* TASK GOAL *
Select the lines that contain "title" and copy each of them.

========

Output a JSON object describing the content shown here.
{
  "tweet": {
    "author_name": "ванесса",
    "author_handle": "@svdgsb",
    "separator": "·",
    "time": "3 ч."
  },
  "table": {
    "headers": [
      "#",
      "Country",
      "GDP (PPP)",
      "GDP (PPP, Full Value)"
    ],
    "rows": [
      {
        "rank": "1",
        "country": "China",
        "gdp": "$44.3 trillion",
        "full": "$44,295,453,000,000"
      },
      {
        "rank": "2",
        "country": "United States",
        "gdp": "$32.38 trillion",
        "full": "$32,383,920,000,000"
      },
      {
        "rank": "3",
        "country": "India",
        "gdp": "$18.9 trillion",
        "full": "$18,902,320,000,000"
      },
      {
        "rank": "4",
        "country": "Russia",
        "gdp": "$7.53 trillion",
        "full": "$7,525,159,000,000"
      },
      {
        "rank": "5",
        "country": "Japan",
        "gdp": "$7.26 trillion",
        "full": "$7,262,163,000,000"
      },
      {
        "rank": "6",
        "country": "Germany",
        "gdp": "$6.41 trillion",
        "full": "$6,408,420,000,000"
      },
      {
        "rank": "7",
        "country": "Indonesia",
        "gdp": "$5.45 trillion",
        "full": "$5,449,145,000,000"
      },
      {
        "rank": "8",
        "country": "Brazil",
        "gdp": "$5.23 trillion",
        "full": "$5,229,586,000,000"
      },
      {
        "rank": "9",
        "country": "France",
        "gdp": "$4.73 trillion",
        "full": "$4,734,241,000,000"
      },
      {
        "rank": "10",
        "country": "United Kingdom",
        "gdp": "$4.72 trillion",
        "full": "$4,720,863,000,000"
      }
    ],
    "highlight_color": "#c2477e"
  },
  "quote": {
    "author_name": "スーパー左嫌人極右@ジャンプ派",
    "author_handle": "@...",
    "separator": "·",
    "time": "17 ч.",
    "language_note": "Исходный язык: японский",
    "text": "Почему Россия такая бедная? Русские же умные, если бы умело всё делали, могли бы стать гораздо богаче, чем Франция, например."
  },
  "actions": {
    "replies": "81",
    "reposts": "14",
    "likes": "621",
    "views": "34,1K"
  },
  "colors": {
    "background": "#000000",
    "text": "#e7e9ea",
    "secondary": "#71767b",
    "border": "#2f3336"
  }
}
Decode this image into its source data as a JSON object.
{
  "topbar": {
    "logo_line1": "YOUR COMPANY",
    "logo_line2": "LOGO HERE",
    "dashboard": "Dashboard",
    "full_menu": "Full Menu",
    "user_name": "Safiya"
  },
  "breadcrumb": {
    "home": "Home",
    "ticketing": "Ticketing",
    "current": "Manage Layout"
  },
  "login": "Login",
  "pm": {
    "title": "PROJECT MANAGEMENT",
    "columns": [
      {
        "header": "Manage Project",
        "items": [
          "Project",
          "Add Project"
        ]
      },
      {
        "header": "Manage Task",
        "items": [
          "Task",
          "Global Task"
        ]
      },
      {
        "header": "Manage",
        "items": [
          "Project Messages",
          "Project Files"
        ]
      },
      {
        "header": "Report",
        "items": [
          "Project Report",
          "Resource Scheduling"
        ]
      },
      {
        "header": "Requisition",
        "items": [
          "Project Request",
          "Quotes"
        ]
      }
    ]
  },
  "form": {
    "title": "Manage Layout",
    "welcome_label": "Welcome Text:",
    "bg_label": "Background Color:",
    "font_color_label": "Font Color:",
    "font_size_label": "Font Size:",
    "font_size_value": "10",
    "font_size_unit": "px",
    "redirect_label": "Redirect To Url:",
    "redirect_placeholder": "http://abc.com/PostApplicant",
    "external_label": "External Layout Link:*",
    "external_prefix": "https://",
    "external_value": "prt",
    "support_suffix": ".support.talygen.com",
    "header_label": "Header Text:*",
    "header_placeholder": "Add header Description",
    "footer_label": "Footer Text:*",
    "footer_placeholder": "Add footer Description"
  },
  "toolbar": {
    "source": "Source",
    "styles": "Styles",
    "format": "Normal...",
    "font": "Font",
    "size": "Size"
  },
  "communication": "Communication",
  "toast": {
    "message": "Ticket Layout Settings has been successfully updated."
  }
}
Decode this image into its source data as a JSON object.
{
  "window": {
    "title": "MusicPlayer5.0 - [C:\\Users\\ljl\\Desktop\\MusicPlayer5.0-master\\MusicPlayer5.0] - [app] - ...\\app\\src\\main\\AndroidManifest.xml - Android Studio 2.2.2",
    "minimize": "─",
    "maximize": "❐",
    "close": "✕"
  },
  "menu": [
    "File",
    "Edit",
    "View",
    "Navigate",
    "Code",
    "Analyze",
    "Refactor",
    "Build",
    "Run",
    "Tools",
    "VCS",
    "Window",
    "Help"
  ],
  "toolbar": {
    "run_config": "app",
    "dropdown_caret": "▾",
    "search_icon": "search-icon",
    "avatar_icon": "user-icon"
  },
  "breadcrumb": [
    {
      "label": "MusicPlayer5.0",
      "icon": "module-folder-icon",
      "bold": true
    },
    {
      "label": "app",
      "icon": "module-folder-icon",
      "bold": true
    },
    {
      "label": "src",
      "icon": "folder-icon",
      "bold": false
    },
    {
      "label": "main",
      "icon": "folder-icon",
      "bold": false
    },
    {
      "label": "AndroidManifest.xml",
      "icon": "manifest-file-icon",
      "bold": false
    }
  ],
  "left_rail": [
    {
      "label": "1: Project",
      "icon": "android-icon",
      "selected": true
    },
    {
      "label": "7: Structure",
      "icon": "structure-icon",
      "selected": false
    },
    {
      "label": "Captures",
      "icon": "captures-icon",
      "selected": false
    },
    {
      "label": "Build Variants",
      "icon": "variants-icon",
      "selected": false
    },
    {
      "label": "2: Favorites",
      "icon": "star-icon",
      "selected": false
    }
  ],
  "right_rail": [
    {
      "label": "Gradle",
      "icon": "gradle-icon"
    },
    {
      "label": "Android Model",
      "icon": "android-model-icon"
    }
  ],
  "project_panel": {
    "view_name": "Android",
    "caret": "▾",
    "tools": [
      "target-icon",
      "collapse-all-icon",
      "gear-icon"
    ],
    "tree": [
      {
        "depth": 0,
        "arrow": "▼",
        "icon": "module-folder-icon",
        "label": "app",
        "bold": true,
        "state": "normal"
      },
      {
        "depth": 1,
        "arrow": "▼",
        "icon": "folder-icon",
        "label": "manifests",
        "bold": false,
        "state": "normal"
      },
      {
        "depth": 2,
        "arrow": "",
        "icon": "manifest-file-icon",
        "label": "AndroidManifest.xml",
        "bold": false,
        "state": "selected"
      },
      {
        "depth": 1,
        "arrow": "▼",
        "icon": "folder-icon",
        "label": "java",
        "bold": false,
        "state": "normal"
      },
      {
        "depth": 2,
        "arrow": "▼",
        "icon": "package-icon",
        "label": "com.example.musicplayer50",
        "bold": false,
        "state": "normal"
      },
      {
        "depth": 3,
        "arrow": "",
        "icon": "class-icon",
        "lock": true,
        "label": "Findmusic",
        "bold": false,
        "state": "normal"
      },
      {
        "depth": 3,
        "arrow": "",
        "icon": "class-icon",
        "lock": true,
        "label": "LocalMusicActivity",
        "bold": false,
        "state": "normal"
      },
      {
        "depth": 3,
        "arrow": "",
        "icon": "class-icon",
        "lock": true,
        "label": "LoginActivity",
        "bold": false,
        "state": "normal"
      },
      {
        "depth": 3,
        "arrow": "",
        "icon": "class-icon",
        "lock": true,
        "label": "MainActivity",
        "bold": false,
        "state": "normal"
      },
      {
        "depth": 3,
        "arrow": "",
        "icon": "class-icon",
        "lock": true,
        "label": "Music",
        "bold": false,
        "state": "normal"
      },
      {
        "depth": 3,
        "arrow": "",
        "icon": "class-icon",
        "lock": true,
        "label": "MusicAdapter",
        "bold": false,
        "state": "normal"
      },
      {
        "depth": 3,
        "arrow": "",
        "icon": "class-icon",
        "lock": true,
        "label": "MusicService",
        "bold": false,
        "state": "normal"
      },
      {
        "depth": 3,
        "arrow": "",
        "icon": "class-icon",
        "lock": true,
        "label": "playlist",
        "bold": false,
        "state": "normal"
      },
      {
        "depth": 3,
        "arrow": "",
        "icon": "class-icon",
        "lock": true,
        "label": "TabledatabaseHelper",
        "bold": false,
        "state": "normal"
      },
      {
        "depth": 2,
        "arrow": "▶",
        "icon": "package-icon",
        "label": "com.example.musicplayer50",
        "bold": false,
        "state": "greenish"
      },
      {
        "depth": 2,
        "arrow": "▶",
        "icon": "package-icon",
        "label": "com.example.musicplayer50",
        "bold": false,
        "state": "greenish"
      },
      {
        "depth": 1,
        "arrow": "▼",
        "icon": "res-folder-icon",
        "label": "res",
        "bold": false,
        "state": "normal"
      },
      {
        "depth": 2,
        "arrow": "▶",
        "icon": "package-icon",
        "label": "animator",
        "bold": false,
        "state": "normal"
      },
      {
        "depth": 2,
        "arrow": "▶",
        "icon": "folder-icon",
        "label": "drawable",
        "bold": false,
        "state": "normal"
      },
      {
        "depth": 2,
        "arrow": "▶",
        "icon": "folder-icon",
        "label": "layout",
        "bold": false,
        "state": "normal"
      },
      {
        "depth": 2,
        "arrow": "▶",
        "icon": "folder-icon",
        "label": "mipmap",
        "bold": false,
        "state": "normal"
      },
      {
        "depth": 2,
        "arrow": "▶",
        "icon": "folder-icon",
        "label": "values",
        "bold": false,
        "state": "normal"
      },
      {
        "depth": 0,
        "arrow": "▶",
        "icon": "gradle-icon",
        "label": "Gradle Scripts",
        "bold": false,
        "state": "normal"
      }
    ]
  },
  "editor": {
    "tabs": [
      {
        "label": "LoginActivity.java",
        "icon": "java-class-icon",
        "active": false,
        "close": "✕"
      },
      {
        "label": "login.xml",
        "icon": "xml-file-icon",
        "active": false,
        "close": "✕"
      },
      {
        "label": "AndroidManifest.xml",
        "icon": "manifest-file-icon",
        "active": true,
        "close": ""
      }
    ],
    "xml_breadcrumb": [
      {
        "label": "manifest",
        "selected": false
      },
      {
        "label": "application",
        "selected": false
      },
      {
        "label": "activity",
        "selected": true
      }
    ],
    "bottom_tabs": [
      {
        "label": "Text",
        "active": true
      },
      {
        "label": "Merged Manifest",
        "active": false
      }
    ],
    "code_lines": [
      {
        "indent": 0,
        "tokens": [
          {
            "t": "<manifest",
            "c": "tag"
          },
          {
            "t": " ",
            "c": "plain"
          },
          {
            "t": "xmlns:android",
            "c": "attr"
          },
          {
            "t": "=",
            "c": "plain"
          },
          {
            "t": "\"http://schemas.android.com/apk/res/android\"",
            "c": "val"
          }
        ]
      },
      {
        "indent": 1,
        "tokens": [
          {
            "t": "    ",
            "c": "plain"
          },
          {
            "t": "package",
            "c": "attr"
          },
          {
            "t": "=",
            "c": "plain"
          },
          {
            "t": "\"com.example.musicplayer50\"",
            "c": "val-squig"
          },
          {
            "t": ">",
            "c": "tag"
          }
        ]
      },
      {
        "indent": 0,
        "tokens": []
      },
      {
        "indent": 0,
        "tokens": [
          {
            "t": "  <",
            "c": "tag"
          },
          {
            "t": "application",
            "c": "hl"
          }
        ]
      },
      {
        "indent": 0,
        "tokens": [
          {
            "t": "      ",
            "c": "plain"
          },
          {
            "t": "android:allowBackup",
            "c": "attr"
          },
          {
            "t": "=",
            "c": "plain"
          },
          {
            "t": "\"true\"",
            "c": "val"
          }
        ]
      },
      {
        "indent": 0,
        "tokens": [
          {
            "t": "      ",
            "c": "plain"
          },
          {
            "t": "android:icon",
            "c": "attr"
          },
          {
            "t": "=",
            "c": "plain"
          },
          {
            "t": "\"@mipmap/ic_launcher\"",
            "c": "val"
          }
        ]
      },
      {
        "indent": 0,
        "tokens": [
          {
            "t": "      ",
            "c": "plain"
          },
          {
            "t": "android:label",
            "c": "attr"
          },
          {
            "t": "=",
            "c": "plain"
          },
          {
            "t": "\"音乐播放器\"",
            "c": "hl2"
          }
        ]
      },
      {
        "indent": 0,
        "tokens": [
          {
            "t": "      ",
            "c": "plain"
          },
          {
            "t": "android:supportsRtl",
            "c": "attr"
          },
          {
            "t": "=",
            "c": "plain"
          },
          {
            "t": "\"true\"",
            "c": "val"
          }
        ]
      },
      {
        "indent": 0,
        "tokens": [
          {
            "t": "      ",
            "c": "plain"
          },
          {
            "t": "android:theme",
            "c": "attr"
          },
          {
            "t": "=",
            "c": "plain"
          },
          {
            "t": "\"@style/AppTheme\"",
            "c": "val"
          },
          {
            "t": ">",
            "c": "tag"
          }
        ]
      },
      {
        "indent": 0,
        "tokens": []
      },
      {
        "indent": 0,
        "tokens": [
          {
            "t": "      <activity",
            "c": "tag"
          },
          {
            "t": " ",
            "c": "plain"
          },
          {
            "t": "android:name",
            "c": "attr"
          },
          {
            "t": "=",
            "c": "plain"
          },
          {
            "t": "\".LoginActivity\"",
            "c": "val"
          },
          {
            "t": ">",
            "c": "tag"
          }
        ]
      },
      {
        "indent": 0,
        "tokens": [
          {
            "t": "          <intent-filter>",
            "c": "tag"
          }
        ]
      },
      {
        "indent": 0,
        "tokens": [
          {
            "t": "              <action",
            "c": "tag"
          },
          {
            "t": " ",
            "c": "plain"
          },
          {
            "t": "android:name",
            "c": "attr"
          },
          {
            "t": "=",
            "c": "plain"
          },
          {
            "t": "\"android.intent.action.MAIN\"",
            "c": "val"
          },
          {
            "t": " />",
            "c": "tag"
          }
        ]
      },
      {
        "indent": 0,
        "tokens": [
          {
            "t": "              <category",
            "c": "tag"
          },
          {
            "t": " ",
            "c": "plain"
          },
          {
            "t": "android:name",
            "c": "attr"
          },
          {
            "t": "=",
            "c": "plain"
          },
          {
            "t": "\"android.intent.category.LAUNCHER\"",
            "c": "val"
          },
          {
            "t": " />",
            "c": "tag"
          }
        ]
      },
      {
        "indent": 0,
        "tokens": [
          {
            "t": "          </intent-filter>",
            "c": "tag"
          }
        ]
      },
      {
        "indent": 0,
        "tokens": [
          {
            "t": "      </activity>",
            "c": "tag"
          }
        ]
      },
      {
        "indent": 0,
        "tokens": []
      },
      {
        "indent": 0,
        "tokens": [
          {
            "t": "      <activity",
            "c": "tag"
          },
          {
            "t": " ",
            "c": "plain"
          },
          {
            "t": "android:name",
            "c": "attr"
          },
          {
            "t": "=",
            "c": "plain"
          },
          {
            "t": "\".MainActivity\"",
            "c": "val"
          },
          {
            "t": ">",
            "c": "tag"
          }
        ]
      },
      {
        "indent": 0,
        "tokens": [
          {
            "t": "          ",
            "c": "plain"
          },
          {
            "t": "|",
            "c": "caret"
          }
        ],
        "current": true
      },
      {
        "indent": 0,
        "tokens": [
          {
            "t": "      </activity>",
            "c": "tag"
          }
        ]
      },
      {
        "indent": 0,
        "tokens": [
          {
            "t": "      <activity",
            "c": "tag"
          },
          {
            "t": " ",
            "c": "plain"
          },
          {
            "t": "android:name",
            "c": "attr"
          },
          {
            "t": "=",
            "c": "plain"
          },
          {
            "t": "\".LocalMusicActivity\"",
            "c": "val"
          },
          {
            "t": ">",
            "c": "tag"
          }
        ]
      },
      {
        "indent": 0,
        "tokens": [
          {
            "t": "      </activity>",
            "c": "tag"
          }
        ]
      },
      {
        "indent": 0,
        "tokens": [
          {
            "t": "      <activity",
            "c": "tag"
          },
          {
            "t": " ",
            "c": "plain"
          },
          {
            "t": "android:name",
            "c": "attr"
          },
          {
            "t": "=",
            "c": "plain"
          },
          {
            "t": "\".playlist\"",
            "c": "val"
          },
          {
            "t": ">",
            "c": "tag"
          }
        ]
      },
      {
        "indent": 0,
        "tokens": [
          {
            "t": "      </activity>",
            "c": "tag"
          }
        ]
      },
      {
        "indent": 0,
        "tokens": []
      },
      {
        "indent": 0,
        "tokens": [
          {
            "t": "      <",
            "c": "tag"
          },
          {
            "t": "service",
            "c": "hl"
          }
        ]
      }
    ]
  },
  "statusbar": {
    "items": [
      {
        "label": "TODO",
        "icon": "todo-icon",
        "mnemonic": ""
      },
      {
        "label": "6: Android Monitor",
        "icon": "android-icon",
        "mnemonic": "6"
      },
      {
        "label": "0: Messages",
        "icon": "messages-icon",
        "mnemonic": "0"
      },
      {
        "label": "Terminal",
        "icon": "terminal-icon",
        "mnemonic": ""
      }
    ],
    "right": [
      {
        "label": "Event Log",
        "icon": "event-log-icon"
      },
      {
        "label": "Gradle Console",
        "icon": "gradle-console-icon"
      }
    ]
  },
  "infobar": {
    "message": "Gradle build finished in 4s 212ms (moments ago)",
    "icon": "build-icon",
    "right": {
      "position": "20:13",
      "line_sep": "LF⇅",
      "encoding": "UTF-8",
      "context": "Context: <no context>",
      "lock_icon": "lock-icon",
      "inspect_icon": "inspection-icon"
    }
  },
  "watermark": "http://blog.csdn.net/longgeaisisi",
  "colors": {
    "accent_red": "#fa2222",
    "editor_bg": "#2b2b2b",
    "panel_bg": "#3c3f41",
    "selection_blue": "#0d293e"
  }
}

========

* PROBLEM SOLUTION *
    "title": "PROJECT MANAGEMENT",
    "title": "Manage Layout",
    "title": "MusicPlayer5.0 - [C:\\Users\\ljl\\Desktop\\MusicPlayer5.0-master\\MusicPlayer5.0] - [app] - ...\\app\\src\\main\\AndroidManifest.xml - Android Studio 2.2.2",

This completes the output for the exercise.